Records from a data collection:
★ ★ ★ ★ ★ ★ ★

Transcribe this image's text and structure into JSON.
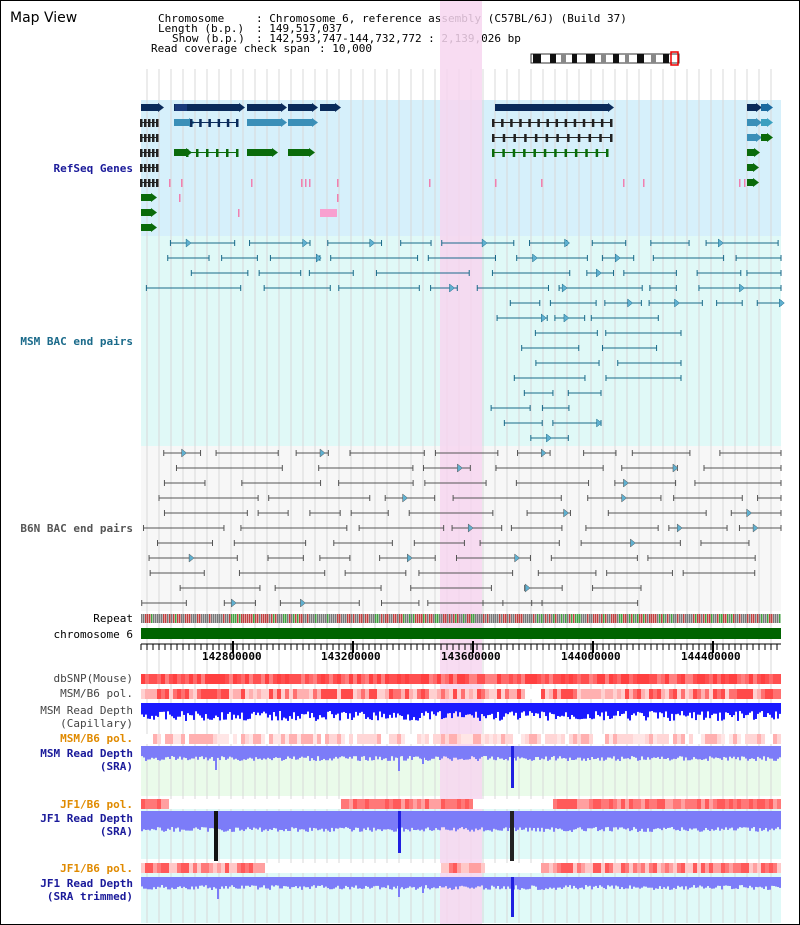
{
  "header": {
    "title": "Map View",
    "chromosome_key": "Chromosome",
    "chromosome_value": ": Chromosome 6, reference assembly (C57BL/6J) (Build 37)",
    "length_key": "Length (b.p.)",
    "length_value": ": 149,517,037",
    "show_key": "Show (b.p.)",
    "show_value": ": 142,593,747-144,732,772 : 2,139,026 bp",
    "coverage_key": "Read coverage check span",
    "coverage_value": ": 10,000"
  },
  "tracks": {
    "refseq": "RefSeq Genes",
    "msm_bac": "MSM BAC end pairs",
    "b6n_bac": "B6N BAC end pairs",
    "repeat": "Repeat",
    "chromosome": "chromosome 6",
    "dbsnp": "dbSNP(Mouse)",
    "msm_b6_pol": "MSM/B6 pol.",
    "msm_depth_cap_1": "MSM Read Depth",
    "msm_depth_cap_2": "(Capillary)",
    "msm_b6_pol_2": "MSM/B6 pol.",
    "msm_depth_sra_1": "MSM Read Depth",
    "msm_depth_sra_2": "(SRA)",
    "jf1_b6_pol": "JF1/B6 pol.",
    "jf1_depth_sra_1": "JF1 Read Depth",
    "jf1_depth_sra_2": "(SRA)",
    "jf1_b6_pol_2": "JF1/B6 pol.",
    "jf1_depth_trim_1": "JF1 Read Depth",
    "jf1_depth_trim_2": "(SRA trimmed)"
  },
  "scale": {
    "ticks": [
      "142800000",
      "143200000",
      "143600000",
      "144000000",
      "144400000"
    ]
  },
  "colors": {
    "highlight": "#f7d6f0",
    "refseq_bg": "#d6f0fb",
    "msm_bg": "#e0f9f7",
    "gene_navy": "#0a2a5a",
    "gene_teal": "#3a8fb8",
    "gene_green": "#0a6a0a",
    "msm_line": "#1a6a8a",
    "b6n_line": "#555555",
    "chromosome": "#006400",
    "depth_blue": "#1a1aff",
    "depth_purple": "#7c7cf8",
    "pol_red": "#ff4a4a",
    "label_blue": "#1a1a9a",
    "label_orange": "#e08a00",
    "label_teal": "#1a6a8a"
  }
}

★ ★ ★ ★ ★ ★ ★

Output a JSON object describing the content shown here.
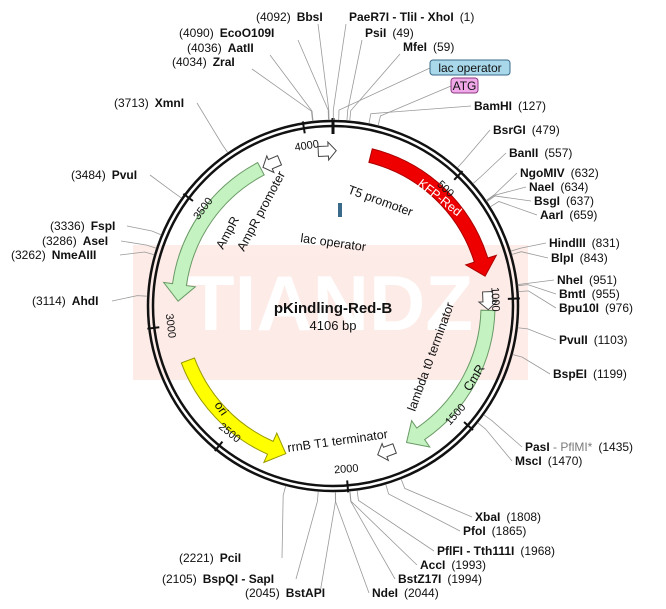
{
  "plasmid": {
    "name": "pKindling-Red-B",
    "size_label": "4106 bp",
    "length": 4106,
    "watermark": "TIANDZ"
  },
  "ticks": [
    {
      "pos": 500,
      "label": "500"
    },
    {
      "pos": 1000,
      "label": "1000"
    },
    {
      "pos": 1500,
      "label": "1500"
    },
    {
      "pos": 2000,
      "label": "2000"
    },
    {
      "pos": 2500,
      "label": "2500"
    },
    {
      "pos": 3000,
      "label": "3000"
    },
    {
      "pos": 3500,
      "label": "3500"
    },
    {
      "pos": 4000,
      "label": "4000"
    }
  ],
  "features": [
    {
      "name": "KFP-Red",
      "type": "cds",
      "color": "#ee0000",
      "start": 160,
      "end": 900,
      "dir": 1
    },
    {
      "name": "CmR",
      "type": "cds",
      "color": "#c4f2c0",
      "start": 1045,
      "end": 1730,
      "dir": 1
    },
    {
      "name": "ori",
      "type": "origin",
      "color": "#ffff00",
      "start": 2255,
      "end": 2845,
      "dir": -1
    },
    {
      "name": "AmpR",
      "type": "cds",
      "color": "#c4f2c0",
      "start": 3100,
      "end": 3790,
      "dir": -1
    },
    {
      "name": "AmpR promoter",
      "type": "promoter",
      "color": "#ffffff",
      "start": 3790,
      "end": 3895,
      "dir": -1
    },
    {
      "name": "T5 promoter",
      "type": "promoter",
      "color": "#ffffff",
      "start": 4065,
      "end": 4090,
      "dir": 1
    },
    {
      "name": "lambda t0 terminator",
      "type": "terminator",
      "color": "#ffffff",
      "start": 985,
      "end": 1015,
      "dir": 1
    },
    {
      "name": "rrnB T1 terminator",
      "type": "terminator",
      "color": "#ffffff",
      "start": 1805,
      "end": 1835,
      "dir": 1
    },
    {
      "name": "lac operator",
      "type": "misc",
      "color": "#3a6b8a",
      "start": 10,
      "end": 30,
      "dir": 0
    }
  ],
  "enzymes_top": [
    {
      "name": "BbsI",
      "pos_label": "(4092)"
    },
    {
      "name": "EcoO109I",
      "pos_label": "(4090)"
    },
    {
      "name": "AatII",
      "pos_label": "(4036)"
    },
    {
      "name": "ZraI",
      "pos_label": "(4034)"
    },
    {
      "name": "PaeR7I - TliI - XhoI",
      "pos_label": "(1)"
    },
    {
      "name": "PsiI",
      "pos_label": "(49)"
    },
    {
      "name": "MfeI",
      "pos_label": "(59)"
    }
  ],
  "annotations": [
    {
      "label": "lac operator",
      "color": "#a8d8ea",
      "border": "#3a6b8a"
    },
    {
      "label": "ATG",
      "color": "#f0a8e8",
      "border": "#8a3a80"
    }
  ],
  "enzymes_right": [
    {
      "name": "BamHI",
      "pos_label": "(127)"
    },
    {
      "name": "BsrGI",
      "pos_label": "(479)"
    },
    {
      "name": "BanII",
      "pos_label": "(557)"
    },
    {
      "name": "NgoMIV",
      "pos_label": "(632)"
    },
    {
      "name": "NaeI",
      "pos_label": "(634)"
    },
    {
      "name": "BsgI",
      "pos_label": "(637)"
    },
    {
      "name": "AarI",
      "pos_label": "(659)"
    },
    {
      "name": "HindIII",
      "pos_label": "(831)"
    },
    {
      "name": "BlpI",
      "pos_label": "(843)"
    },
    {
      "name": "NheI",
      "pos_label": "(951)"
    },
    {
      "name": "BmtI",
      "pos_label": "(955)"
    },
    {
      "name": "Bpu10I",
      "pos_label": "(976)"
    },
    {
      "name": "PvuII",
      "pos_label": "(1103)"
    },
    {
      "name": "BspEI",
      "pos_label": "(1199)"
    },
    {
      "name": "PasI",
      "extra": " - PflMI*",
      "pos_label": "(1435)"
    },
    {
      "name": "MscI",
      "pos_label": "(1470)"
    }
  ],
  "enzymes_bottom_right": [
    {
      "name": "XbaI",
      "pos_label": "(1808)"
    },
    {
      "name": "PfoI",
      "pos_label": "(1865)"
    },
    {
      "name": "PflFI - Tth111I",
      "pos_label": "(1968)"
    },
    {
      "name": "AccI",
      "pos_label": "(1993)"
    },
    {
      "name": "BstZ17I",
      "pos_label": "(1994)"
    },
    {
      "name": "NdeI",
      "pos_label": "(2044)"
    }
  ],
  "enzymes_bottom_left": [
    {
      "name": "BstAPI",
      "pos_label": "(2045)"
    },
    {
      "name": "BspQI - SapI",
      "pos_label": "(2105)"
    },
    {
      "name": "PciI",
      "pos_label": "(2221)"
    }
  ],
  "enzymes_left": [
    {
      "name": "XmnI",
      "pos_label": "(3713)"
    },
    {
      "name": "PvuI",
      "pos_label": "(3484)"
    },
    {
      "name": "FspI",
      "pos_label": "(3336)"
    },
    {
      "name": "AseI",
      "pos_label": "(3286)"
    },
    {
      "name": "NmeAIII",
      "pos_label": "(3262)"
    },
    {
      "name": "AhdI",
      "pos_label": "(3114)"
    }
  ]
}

★ ★ ★ ★ ★ ★ ★

Your goal -
Search the entries for the word "JSON", then copy every line in which it is found.

Response -
Transcribe this image's text and structure into JSON.
Output a JSON object describing the content shown here.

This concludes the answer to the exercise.